▶ [Data records]
▬▬▬
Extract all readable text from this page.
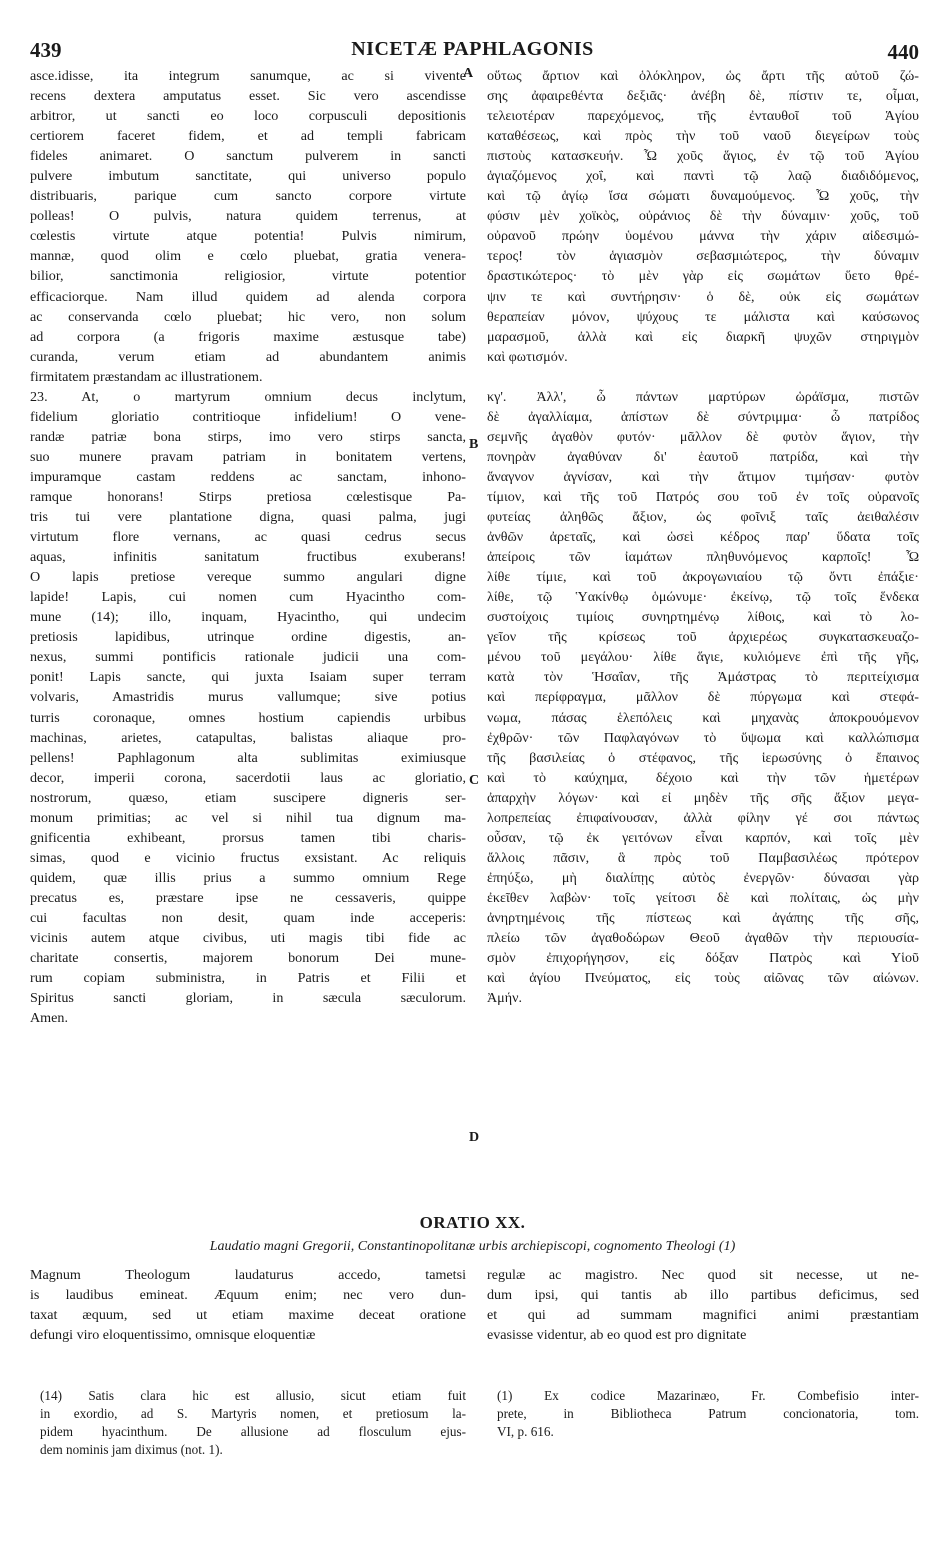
439	NICETÆ PAPHLAGONIS	440
A
B
C
D
asce.idisse, ita integrum sanumque, ac si vivente
recens dextera amputatus esset. Sic vero ascendisse
arbitror, ut sancti eo loco corpusculi depositionis
certiorem faceret fidem, et ad templi fabricam
fideles animaret. O sanctum pulverem in sancti
pulvere imbutum sanctitate, qui universo populo
distribuaris, parique cum sancto corpore virtute
polleas! O pulvis, natura quidem terrenus, at
cœlestis virtute atque potentia! Pulvis nimirum,
mannæ, quod olim e cœlo pluebat, gratia venera-
bilior, sanctimonia religiosior, virtute potentior
efficaciorque. Nam illud quidem ad alenda corpora
ac conservanda cœlo pluebat; hic vero, non solum
ad corpora (a frigoris maxime æstusque tabe)
curanda, verum etiam ad abundantem animis
firmitatem præstandam ac illustrationem.
23. At, o martyrum omnium decus inclytum,
fidelium gloriatio contritioque infidelium! O vene-
randæ patriæ bona stirps, imo vero stirps sancta,
suo munere pravam patriam in bonitatem vertens,
impuramque castam reddens ac sanctam, inhono-
ramque honorans! Stirps pretiosa cœlestisque Pa-
tris tui vere plantatione digna, quasi palma, jugi
virtutum flore vernans, ac quasi cedrus secus
aquas, infinitis sanitatum fructibus exuberans!
O lapis pretiose vereque summo angulari digne
lapide! Lapis, cui nomen cum Hyacintho com-
mune (14); illo, inquam, Hyacintho, qui undecim
pretiosis lapidibus, utrinque ordine digestis, an-
nexus, summi pontificis rationale judicii una com-
ponit! Lapis sancte, qui juxta Isaiam super terram
volvaris, Amastridis murus vallumque; sive potius
turris coronaque, omnes hostium capiendis urbibus
machinas, arietes, catapultas, balistas aliaque pro-
pellens! Paphlagonum alta sublimitas eximiusque
decor, imperii corona, sacerdotii laus ac gloriatio,
nostrorum, quæso, etiam suscipere digneris ser-
monum primitias; ac vel si nihil tua dignum ma-
gnificentia exhibeant, prorsus tamen tibi charis-
simas, quod e vicinio fructus exsistant. Ac reliquis
quidem, quæ illis prius a summo omnium Rege
precatus es, præstare ipse ne cessaveris, quippe
cui facultas non desit, quam inde acceperis:
vicinis autem atque civibus, uti magis tibi fide ac
charitate consertis, majorem bonorum Dei mune-
rum copiam subministra, in Patris et Filii et
Spiritus sancti gloriam, in sæcula sæculorum.
Amen.
οὕτως ἄρτιον καὶ ὁλόκληρον, ὡς ἄρτι τῆς αὐτοῦ ζώ-
σης ἀφαιρεθέντα δεξιᾶς· ἀνέβη δὲ, πίστιν τε, οἶμαι,
τελειοτέραν παρεχόμενος, τῆς ἐνταυθοῖ τοῦ Ἁγίου
καταθέσεως, καὶ πρὸς τὴν τοῦ ναοῦ διεγείρων τοὺς
πιστοὺς κατασκευήν. Ὦ χοῦς ἅγιος, ἐν τῷ τοῦ Ἁγίου
ἁγιαζόμενος χοΐ, καὶ παντὶ τῷ λαῷ διαδιδόμενος,
καὶ τῷ ἁγίῳ ἴσα σώματι δυναμούμενος. Ὦ χοῦς, τὴν
φύσιν μὲν χοϊκὸς, οὐράνιος δὲ τὴν δύναμιν· χοῦς, τοῦ
οὐρανοῦ πρώην ὑομένου μάννα τὴν χάριν αἰδεσιμώ-
τερος! τὸν ἁγιασμὸν σεβασμιώτερος, τὴν δύναμιν
δραστικώτερος· τὸ μὲν γὰρ εἰς σωμάτων ὕετο θρέ-
ψιν τε καὶ συντήρησιν· ὁ δὲ, οὐκ εἰς σωμάτων
θεραπείαν μόνον, ψύχους τε μάλιστα καὶ καύσωνος
μαρασμοῦ, ἀλλὰ καὶ εἰς διαρκῆ ψυχῶν στηριγμὸν
καὶ φωτισμόν.

κγ'. Ἀλλ', ὦ πάντων μαρτύρων ὡράϊσμα, πιστῶν
δὲ ἀγαλλίαμα, ἀπίστων δὲ σύντριμμα· ὦ πατρίδος
σεμνῆς ἀγαθὸν φυτόν· μᾶλλον δὲ φυτὸν ἅγιον, τὴν
πονηρὰν ἀγαθύναν δι' ἑαυτοῦ πατρίδα, καὶ τὴν
ἄναγνον ἁγνίσαν, καὶ τὴν ἄτιμον τιμήσαν· φυτὸν
τίμιον, καὶ τῆς τοῦ Πατρός σου τοῦ ἐν τοῖς οὐρανοῖς
φυτείας ἀληθῶς ἄξιον, ὡς φοῖνιξ ταῖς ἀειθαλέσιν
ἀνθῶν ἀρεταῖς, καὶ ὡσεὶ κέδρος παρ' ὕδατα τοῖς
ἀπείροις τῶν ἰαμάτων πληθυνόμενος καρποῖς! Ὦ
λίθε τίμιε, καὶ τοῦ ἀκρογωνιαίου τῷ ὄντι ἐπάξιε·
λίθε, τῷ Ὑακίνθῳ ὁμώνυμε· ἐκείνῳ, τῷ τοῖς ἕνδεκα
συστοίχοις τιμίοις συνηρτημένῳ λίθοις, καὶ τὸ λο-
γεῖον τῆς κρίσεως τοῦ ἀρχιερέως συγκατασκευαζο-
μένου τοῦ μεγάλου· λίθε ἅγιε, κυλιόμενε ἐπὶ τῆς γῆς,
κατὰ τὸν Ἡσαΐαν, τῆς Ἀμάστρας τὸ περιτείχισμα
καὶ περίφραγμα, μᾶλλον δὲ πύργωμα καὶ στεφά-
νωμα, πάσας ἑλεπόλεις καὶ μηχανὰς ἀποκρουόμενον
ἐχθρῶν· τῶν Παφλαγόνων τὸ ὕψωμα καὶ καλλώπισμα
τῆς βασιλείας ὁ στέφανος, τῆς ἱερωσύνης ὁ ἔπαινος
καὶ τὸ καύχημα, δέχοιο καὶ τὴν τῶν ἡμετέρων
ἀπαρχὴν λόγων· καὶ εἰ μηδὲν τῆς σῆς ἄξιον μεγα-
λοπρεπείας ἐπιφαίνουσαν, ἀλλὰ φίλην γέ σοι πάντως
οὖσαν, τῷ ἐκ γειτόνων εἶναι καρπόν, καὶ τοῖς μὲν
ἄλλοις πᾶσιν, ἃ πρὸς τοῦ Παμβασιλέως πρότερον
ἐπηύξω, μὴ διαλίπῃς αὐτὸς ἐνεργῶν· δύνασαι γὰρ
ἐκεῖθεν λαβὼν· τοῖς γείτοσι δὲ καὶ πολίταις, ὡς μὴν
ἀνηρτημένοις τῆς πίστεως καὶ ἀγάπης τῆς σῆς,
πλείω τῶν ἀγαθοδώρων Θεοῦ ἀγαθῶν τὴν περιουσία-
σμὸν ἐπιχορήγησον, εἰς δόξαν Πατρὸς καὶ Υἱοῦ
καὶ ἁγίου Πνεύματος, εἰς τοὺς αἰῶνας τῶν αἰώνων.
Ἀμήν.
ORATIO XX.
Laudatio magni Gregorii, Constantinopolitanæ urbis archiepiscopi, cognomento Theologi (1)
Magnum Theologum laudaturus accedo, tametsi
is laudibus emineat. Æquum enim; nec vero dun-
taxat æquum, sed ut etiam maxime deceat oratione
defungi viro eloquentissimo, omnisque eloquentiæ
regulæ ac magistro. Nec quod sit necesse, ut ne-
dum ipsi, qui tantis ab illo partibus deficimus, sed
et qui ad summam magnifici animi præstantiam
evasisse videntur, ab eo quod est pro dignitate
(14) Satis clara hic est allusio, sicut etiam fuit
in exordio, ad S. Martyris nomen, et pretiosum la-
pidem hyacinthum. De allusione ad flosculum ejus-
dem nominis jam diximus (not. 1).
(1) Ex codice Mazarinæo, Fr. Combefisio inter-
prete, in Bibliotheca Patrum concionatoria, tom.
VI, p. 616.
▬▬▬
▶ [TO BE DONE] Count every line above that holds the string "λίθε" and give the total, nothing more.

▶ [COMPLETE RESPONSE] 3